Goal: Copy all entries without alteration and skip the pictures they hold.

━━━ Provided data ━━━

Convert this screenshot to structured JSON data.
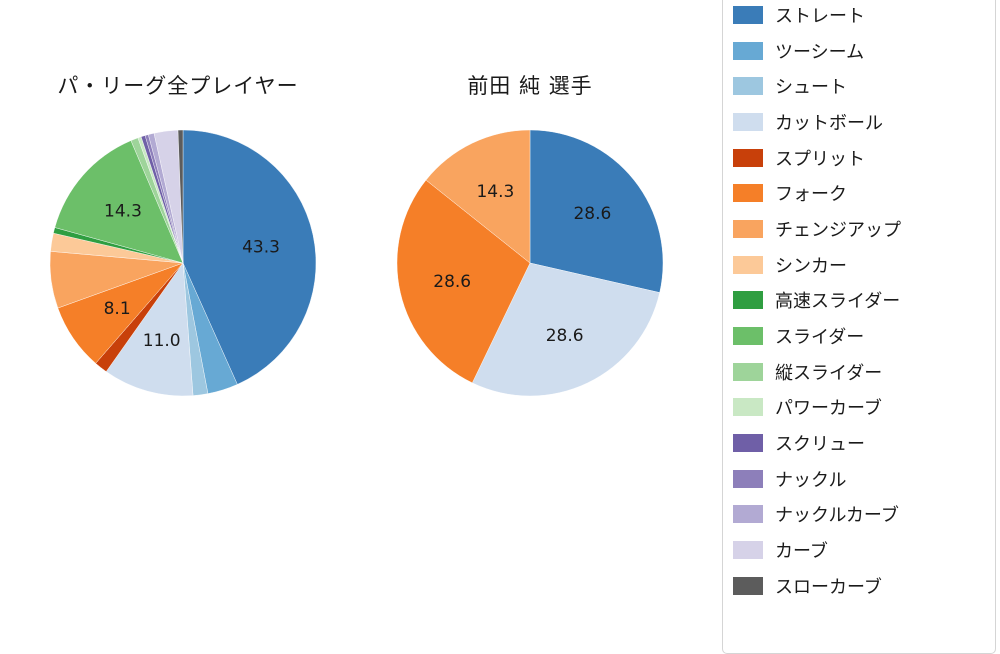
{
  "accent_colors": {
    "background": "#ffffff",
    "text": "#1a1a1a",
    "legend_border": "#d5d5d5"
  },
  "legend": {
    "position": "right",
    "items": [
      {
        "label": "ストレート",
        "color": "#3a7cb8"
      },
      {
        "label": "ツーシーム",
        "color": "#67a9d4"
      },
      {
        "label": "シュート",
        "color": "#9dc7e0"
      },
      {
        "label": "カットボール",
        "color": "#cfddee"
      },
      {
        "label": "スプリット",
        "color": "#c8400a"
      },
      {
        "label": "フォーク",
        "color": "#f57f28"
      },
      {
        "label": "チェンジアップ",
        "color": "#f9a45f"
      },
      {
        "label": "シンカー",
        "color": "#fcc998"
      },
      {
        "label": "高速スライダー",
        "color": "#2f9e41"
      },
      {
        "label": "スライダー",
        "color": "#6cbf69"
      },
      {
        "label": "縦スライダー",
        "color": "#9ed49a"
      },
      {
        "label": "パワーカーブ",
        "color": "#c9e8c4"
      },
      {
        "label": "スクリュー",
        "color": "#6f5fa7"
      },
      {
        "label": "ナックル",
        "color": "#8d7fba"
      },
      {
        "label": "ナックルカーブ",
        "color": "#b2aad3"
      },
      {
        "label": "カーブ",
        "color": "#d6d2e8"
      },
      {
        "label": "スローカーブ",
        "color": "#5c5c5c"
      }
    ]
  },
  "chart_data": [
    {
      "type": "pie",
      "title": "パ・リーグ全プレイヤー",
      "unit": "%",
      "start_angle_deg": 90,
      "direction": "clockwise",
      "slices": [
        {
          "label": "ストレート",
          "value": 43.3,
          "pct_label": "43.3"
        },
        {
          "label": "ツーシーム",
          "value": 3.7
        },
        {
          "label": "シュート",
          "value": 1.8
        },
        {
          "label": "カットボール",
          "value": 11.0,
          "pct_label": "11.0"
        },
        {
          "label": "スプリット",
          "value": 1.6
        },
        {
          "label": "フォーク",
          "value": 8.1,
          "pct_label": "8.1"
        },
        {
          "label": "チェンジアップ",
          "value": 6.9
        },
        {
          "label": "シンカー",
          "value": 2.2
        },
        {
          "label": "高速スライダー",
          "value": 0.7
        },
        {
          "label": "スライダー",
          "value": 14.3,
          "pct_label": "14.3"
        },
        {
          "label": "縦スライダー",
          "value": 0.9
        },
        {
          "label": "パワーカーブ",
          "value": 0.4
        },
        {
          "label": "スクリュー",
          "value": 0.5
        },
        {
          "label": "ナックル",
          "value": 0.4
        },
        {
          "label": "ナックルカーブ",
          "value": 0.7
        },
        {
          "label": "カーブ",
          "value": 2.9
        },
        {
          "label": "スローカーブ",
          "value": 0.6
        }
      ]
    },
    {
      "type": "pie",
      "title": "前田 純  選手",
      "unit": "%",
      "start_angle_deg": 90,
      "direction": "clockwise",
      "slices": [
        {
          "label": "ストレート",
          "value": 28.6,
          "pct_label": "28.6"
        },
        {
          "label": "カットボール",
          "value": 28.6,
          "pct_label": "28.6"
        },
        {
          "label": "フォーク",
          "value": 28.6,
          "pct_label": "28.6"
        },
        {
          "label": "チェンジアップ",
          "value": 14.3,
          "pct_label": "14.3"
        }
      ]
    }
  ]
}
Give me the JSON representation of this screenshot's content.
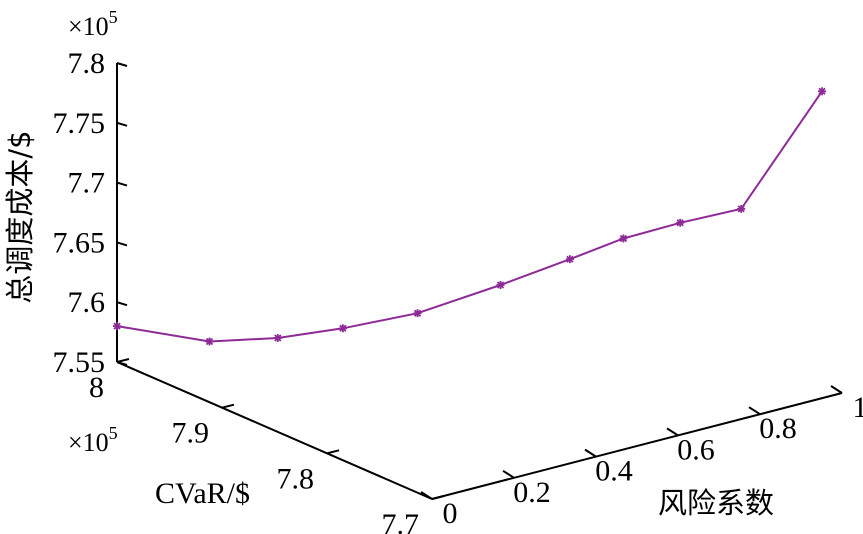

━━━

The completed task:
Convert this screenshot to structured JSON data.
{
  "accent_colors": {
    "background": "#ffffff",
    "text": "#1a1a1a",
    "legend_border": "#d5d5d5"
  },
  "legend": {
    "position": "right",
    "items": [
      {
        "label": "ストレート",
        "color": "#3a7cb8"
      },
      {
        "label": "ツーシーム",
        "color": "#67a9d4"
      },
      {
        "label": "シュート",
        "color": "#9dc7e0"
      },
      {
        "label": "カットボール",
        "color": "#cfddee"
      },
      {
        "label": "スプリット",
        "color": "#c8400a"
      },
      {
        "label": "フォーク",
        "color": "#f57f28"
      },
      {
        "label": "チェンジアップ",
        "color": "#f9a45f"
      },
      {
        "label": "シンカー",
        "color": "#fcc998"
      },
      {
        "label": "高速スライダー",
        "color": "#2f9e41"
      },
      {
        "label": "スライダー",
        "color": "#6cbf69"
      },
      {
        "label": "縦スライダー",
        "color": "#9ed49a"
      },
      {
        "label": "パワーカーブ",
        "color": "#c9e8c4"
      },
      {
        "label": "スクリュー",
        "color": "#6f5fa7"
      },
      {
        "label": "ナックル",
        "color": "#8d7fba"
      },
      {
        "label": "ナックルカーブ",
        "color": "#b2aad3"
      },
      {
        "label": "カーブ",
        "color": "#d6d2e8"
      },
      {
        "label": "スローカーブ",
        "color": "#5c5c5c"
      }
    ]
  },
  "chart_data": [
    {
      "type": "pie",
      "title": "パ・リーグ全プレイヤー",
      "unit": "%",
      "start_angle_deg": 90,
      "direction": "clockwise",
      "slices": [
        {
          "label": "ストレート",
          "value": 43.3,
          "pct_label": "43.3"
        },
        {
          "label": "ツーシーム",
          "value": 3.7
        },
        {
          "label": "シュート",
          "value": 1.8
        },
        {
          "label": "カットボール",
          "value": 11.0,
          "pct_label": "11.0"
        },
        {
          "label": "スプリット",
          "value": 1.6
        },
        {
          "label": "フォーク",
          "value": 8.1,
          "pct_label": "8.1"
        },
        {
          "label": "チェンジアップ",
          "value": 6.9
        },
        {
          "label": "シンカー",
          "value": 2.2
        },
        {
          "label": "高速スライダー",
          "value": 0.7
        },
        {
          "label": "スライダー",
          "value": 14.3,
          "pct_label": "14.3"
        },
        {
          "label": "縦スライダー",
          "value": 0.9
        },
        {
          "label": "パワーカーブ",
          "value": 0.4
        },
        {
          "label": "スクリュー",
          "value": 0.5
        },
        {
          "label": "ナックル",
          "value": 0.4
        },
        {
          "label": "ナックルカーブ",
          "value": 0.7
        },
        {
          "label": "カーブ",
          "value": 2.9
        },
        {
          "label": "スローカーブ",
          "value": 0.6
        }
      ]
    },
    {
      "type": "pie",
      "title": "前田 純  選手",
      "unit": "%",
      "start_angle_deg": 90,
      "direction": "clockwise",
      "slices": [
        {
          "label": "ストレート",
          "value": 28.6,
          "pct_label": "28.6"
        },
        {
          "label": "カットボール",
          "value": 28.6,
          "pct_label": "28.6"
        },
        {
          "label": "フォーク",
          "value": 28.6,
          "pct_label": "28.6"
        },
        {
          "label": "チェンジアップ",
          "value": 14.3,
          "pct_label": "14.3"
        }
      ]
    }
  ]
}
Give me the JSON representation of this screenshot's content.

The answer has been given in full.